═════ Information shown ═════

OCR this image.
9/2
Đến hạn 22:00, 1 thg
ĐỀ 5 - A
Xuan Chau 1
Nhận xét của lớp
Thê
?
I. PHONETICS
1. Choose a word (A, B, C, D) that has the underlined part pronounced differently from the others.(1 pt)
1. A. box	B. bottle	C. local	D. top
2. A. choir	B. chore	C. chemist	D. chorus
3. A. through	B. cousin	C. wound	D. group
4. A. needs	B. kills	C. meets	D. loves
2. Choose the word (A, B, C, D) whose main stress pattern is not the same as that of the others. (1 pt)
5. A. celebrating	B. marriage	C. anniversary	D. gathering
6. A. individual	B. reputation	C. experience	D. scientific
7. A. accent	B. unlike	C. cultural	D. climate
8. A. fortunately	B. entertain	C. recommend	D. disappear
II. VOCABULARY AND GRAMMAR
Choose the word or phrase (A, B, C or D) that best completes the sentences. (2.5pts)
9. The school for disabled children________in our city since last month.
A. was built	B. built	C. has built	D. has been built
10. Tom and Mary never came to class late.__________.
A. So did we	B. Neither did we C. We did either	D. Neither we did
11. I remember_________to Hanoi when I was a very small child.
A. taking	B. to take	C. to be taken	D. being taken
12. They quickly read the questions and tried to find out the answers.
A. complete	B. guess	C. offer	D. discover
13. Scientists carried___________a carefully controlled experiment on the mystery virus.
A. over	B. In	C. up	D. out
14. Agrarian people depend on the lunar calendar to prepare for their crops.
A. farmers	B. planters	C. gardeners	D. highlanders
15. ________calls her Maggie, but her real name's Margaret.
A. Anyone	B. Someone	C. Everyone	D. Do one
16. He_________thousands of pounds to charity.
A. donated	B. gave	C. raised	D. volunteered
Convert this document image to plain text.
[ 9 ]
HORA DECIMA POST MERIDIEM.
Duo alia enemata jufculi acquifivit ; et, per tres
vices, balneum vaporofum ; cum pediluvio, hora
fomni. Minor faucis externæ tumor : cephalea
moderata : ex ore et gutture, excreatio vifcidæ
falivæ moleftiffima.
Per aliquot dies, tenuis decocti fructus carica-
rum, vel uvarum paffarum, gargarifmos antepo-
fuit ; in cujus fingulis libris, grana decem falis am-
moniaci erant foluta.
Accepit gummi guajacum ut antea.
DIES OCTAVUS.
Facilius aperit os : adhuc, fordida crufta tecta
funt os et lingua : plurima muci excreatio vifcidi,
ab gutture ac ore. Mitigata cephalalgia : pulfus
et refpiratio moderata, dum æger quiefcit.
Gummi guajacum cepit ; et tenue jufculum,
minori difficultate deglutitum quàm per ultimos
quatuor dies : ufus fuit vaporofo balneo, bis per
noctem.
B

═════

▶ Work instruction
Each line of the data should be given back exactly.

▶ Response to the task
OCR this image.
9/2
Đến hạn 22:00, 1 thg
ĐỀ 5 - A
Xuan Chau 1
Nhận xét của lớp
Thê
?
I. PHONETICS
1. Choose a word (A, B, C, D) that has the underlined part pronounced differently from the others.(1 pt)
1. A. box	B. bottle	C. local	D. top
2. A. choir	B. chore	C. chemist	D. chorus
3. A. through	B. cousin	C. wound	D. group
4. A. needs	B. kills	C. meets	D. loves
2. Choose the word (A, B, C, D) whose main stress pattern is not the same as that of the others. (1 pt)
5. A. celebrating	B. marriage	C. anniversary	D. gathering
6. A. individual	B. reputation	C. experience	D. scientific
7. A. accent	B. unlike	C. cultural	D. climate
8. A. fortunately	B. entertain	C. recommend	D. disappear
II. VOCABULARY AND GRAMMAR
Choose the word or phrase (A, B, C or D) that best completes the sentences. (2.5pts)
9. The school for disabled children________in our city since last month.
A. was built	B. built	C. has built	D. has been built
10. Tom and Mary never came to class late.__________.
A. So did we	B. Neither did we C. We did either	D. Neither we did
11. I remember_________to Hanoi when I was a very small child.
A. taking	B. to take	C. to be taken	D. being taken
12. They quickly read the questions and tried to find out the answers.
A. complete	B. guess	C. offer	D. discover
13. Scientists carried___________a carefully controlled experiment on the mystery virus.
A. over	B. In	C. up	D. out
14. Agrarian people depend on the lunar calendar to prepare for their crops.
A. farmers	B. planters	C. gardeners	D. highlanders
15. ________calls her Maggie, but her real name's Margaret.
A. Anyone	B. Someone	C. Everyone	D. Do one
16. He_________thousands of pounds to charity.
A. donated	B. gave	C. raised	D. volunteered
Convert this document image to plain text.
[ 9 ]
HORA DECIMA POST MERIDIEM.
Duo alia enemata jufculi acquifivit ; et, per tres
vices, balneum vaporofum ; cum pediluvio, hora
fomni. Minor faucis externæ tumor : cephalea
moderata : ex ore et gutture, excreatio vifcidæ
falivæ moleftiffima.
Per aliquot dies, tenuis decocti fructus carica-
rum, vel uvarum paffarum, gargarifmos antepo-
fuit ; in cujus fingulis libris, grana decem falis am-
moniaci erant foluta.
Accepit gummi guajacum ut antea.
DIES OCTAVUS.
Facilius aperit os : adhuc, fordida crufta tecta
funt os et lingua : plurima muci excreatio vifcidi,
ab gutture ac ore. Mitigata cephalalgia : pulfus
et refpiratio moderata, dum æger quiefcit.
Gummi guajacum cepit ; et tenue jufculum,
minori difficultate deglutitum quàm per ultimos
quatuor dies : ufus fuit vaporofo balneo, bis per
noctem.
B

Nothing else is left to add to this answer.